* [操作要求]
1. 从关于秦始皇的选定文本中,返回从“不过,我们确实可以从一定事件”一直到“静地躺在临潼的红色黏土底下。”的全部文字,一字不改。
2. 按照关于秦始皇的选定文本,兵马俑是在哪一年正式发掘的?

* [选定文本]
╭──

不过,我们确实可以从一定事件的发生时间及其侧面得出种种推论:秦始皇——这一统一中国的人同样也是从刺客的白刃底下侥幸逃生的人——当时,他徒劳地拖拽着一把佩带在身上、不便挥舞的仪式用剑,这剑太长了,很难从剑鞘中抽出;他也是被凡夫的必死性所折磨的人;他长期以来一直是无情的思想家,不相信旧时神灵化的古帝王们,但他仍然希望把自己加入他们之中凑数。假如忽略他对迷信的仇恨和责难,我们会发现他的陵寝所显示出的体现信心和力量的神圣姿态,只有古埃及的金字塔才能与之匹敌。在1974年正式发掘兵马俑之前的2200年,没有人猜到秦始皇最终的陵墓所在。当初修建这陵墓是希望它万古长存,然而它在他死后几年就被毁了,他的棺椁则静静地躺在临潼的红色黏土底下。

╰──

* [所给信息]
╭──

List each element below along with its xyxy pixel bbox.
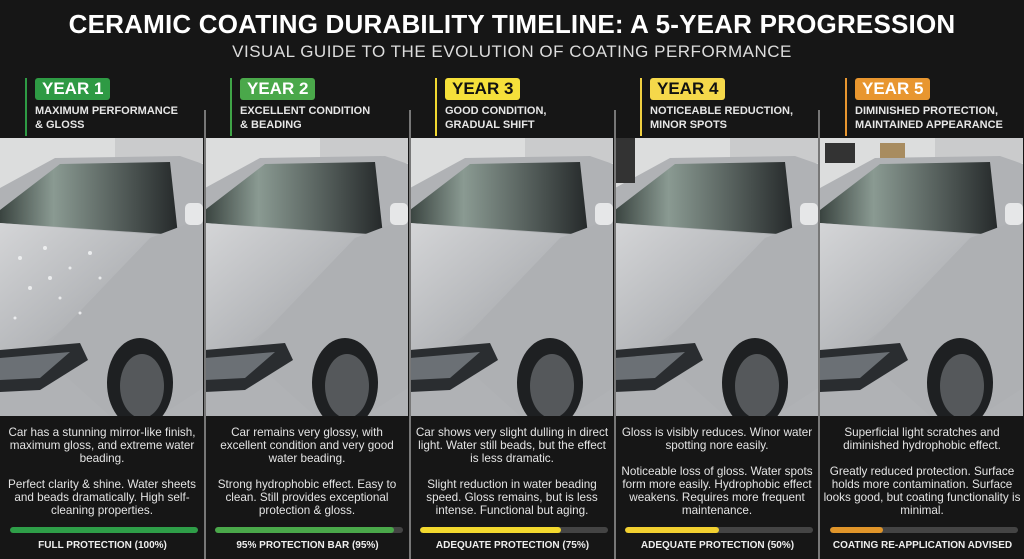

╰──

* [结果]
1.
不过,我们确实可以从一定事件的发生时间及其侧面得出种种推论:秦始皇——这一统一中国的人同样也是从刺客的白刃底下侥幸逃生的人——当时,他徒劳地拖拽着一把佩带在身上、不便挥舞的仪式用剑,这剑太长了,很难从剑鞘中抽出;他也是被凡夫的必死性所折磨的人;他长期以来一直是无情的思想家,不相信旧时神灵化的古帝王们,但他仍然希望把自己加入他们之中凑数。假如忽略他对迷信的仇恨和责难,我们会发现他的陵寝所显示出的体现信心和力量的神圣姿态,只有古埃及的金字塔才能与之匹敌。在1974年正式发掘兵马俑之前的2200年,没有人猜到秦始皇最终的陵墓所在。当初修建这陵墓是希望它万古长存,然而它在他死后几年就被毁了,他的棺椁则静静地躺在临潼的红色黏土底下。

2. 1974年。